[Directive A] Reproduce the stored dataset items verbatim, starting at the beginning of the records and continuing through the line containing "y-axis-title: ViSCOSiTY (CP)".

[Selected extract]

§

Wednesday, Jan. 1, 2014 • 1 p.m. ET • Orlando, Fla. • Florida Citrus Bowl Stadium (65,438)
ABC • Announcers: Dave Pasch, Brian Griese, Tom Luginbill
Series: First Meeting

No. 19/19/19 Wisconsin heads to the Capital One Bowl for the first time since the 2007 game and will face No. 8/8/8 South Carolina at 1 p.m. ET on Jan. 1, in Orlando, Fla. The Badgers are taking part in postseason play for a school-record 12th straight season and are making their 25th bowl appearance. Wisconsin finished the regular season 9-3 overall and 6-2 in Big Ten play.  The Badgers are seeking their ninth 10-win season in school history and the fourth in five years.  UW is looking to improve to 3-0 in the Capital One Bowl, as it captured wins in both the 2005 and 2006 seasons.  The Badgers were also victorious in its last game in Orlando, scoring a 20-14 win over Miami in the 2009 Champs Sports Bowl, and are 3-1 all-time at Florida Citrus Bowl Stadium.  The New Year's Day matchup will mark the Badgers' first meeting with South Carolina.

§

(Stored dataset items)
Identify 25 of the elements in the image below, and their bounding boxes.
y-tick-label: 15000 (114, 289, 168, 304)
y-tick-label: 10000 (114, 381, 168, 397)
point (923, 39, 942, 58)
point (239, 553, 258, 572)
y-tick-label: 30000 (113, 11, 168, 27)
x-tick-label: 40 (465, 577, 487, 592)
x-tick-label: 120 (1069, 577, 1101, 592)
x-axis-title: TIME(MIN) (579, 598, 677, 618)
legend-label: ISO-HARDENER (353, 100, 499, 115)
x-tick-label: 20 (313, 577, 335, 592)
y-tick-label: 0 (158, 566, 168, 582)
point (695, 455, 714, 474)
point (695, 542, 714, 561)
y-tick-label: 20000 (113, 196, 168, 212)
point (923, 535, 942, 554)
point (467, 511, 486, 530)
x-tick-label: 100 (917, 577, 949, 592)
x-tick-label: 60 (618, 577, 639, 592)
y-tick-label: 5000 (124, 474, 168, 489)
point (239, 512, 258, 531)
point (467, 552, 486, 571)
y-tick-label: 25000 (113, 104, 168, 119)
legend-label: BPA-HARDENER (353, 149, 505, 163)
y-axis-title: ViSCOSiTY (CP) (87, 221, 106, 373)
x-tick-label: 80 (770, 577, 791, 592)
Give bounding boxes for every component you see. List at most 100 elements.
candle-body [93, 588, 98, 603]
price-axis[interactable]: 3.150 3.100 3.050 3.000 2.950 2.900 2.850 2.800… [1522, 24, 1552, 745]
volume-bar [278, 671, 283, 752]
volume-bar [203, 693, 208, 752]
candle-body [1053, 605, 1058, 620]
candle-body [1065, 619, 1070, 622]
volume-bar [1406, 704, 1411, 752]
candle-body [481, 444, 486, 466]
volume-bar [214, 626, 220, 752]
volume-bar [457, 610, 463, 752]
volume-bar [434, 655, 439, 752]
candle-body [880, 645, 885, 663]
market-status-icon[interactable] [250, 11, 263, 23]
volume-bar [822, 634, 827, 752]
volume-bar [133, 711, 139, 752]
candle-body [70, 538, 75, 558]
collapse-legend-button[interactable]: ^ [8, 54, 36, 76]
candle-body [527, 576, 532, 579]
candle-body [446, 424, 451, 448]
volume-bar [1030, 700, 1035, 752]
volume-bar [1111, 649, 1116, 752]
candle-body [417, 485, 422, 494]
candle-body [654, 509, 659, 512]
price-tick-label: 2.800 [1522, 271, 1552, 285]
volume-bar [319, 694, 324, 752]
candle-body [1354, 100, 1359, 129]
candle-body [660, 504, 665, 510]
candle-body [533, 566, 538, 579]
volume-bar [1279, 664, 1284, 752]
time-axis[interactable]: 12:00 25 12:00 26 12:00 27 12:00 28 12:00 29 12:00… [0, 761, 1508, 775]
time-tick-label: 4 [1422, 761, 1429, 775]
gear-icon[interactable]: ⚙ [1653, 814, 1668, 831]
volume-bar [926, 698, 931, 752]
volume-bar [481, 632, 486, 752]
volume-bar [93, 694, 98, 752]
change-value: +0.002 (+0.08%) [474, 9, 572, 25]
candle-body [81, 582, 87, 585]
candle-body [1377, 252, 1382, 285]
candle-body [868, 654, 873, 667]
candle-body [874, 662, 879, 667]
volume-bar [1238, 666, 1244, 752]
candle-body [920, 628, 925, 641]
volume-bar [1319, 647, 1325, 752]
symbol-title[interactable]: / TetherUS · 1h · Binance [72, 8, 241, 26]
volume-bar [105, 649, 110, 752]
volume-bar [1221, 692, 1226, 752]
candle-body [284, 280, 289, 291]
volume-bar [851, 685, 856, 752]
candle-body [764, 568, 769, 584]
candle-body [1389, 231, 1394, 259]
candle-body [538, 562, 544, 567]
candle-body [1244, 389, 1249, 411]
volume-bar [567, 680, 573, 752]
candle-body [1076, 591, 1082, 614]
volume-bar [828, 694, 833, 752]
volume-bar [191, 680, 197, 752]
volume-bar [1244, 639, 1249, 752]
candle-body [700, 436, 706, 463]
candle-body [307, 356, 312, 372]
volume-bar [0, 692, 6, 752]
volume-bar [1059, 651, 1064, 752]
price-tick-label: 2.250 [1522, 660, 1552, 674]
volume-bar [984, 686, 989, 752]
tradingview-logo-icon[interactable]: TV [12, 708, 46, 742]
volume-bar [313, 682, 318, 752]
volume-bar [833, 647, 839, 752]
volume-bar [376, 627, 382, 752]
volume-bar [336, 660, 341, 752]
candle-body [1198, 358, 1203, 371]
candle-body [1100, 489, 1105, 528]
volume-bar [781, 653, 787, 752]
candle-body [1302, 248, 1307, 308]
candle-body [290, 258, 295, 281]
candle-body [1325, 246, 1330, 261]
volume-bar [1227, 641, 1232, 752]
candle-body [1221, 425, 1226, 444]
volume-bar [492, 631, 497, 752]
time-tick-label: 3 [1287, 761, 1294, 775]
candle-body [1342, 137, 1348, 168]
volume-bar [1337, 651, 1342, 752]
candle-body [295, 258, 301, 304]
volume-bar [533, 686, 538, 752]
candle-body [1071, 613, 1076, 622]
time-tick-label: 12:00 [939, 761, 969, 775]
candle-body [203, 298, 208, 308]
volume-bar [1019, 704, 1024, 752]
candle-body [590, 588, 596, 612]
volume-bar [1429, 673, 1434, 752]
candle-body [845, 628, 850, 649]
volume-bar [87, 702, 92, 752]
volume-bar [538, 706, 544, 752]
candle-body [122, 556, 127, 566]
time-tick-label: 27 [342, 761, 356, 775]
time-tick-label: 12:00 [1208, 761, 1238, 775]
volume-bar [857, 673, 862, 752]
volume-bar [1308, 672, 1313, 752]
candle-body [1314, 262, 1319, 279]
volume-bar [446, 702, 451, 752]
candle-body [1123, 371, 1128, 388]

§

[Directive B]
Answer these questions using the Capital One Bowl preview:
(i) Which announcers are listed for the broadcast?
(ii) What was Wisconsin's overall regular-season record?
(iii) By what score did the Badgers win their last game in Orlando?

[Correct answer A]
Identify 25 of the elements in the image below, and their bounding boxes.
y-tick-label: 15000 (114, 289, 168, 304)
y-tick-label: 10000 (114, 381, 168, 397)
point (923, 39, 942, 58)
point (239, 553, 258, 572)
y-tick-label: 30000 (113, 11, 168, 27)
x-tick-label: 40 (465, 577, 487, 592)
x-tick-label: 120 (1069, 577, 1101, 592)
x-axis-title: TIME(MIN) (579, 598, 677, 618)
legend-label: ISO-HARDENER (353, 100, 499, 115)
x-tick-label: 20 (313, 577, 335, 592)
y-tick-label: 0 (158, 566, 168, 582)
point (695, 455, 714, 474)
point (695, 542, 714, 561)
y-tick-label: 20000 (113, 196, 168, 212)
point (923, 535, 942, 554)
point (467, 511, 486, 530)
x-tick-label: 100 (917, 577, 949, 592)
x-tick-label: 60 (618, 577, 639, 592)
y-tick-label: 5000 (124, 474, 168, 489)
point (239, 512, 258, 531)
point (467, 552, 486, 571)
y-tick-label: 25000 (113, 104, 168, 119)
legend-label: BPA-HARDENER (353, 149, 505, 163)
y-axis-title: ViSCOSiTY (CP) (87, 221, 106, 373)

[Correct answer B]
(i) Dave Pasch, Brian Griese and Tom Luginbill
(ii) 9-3
(iii) 20-14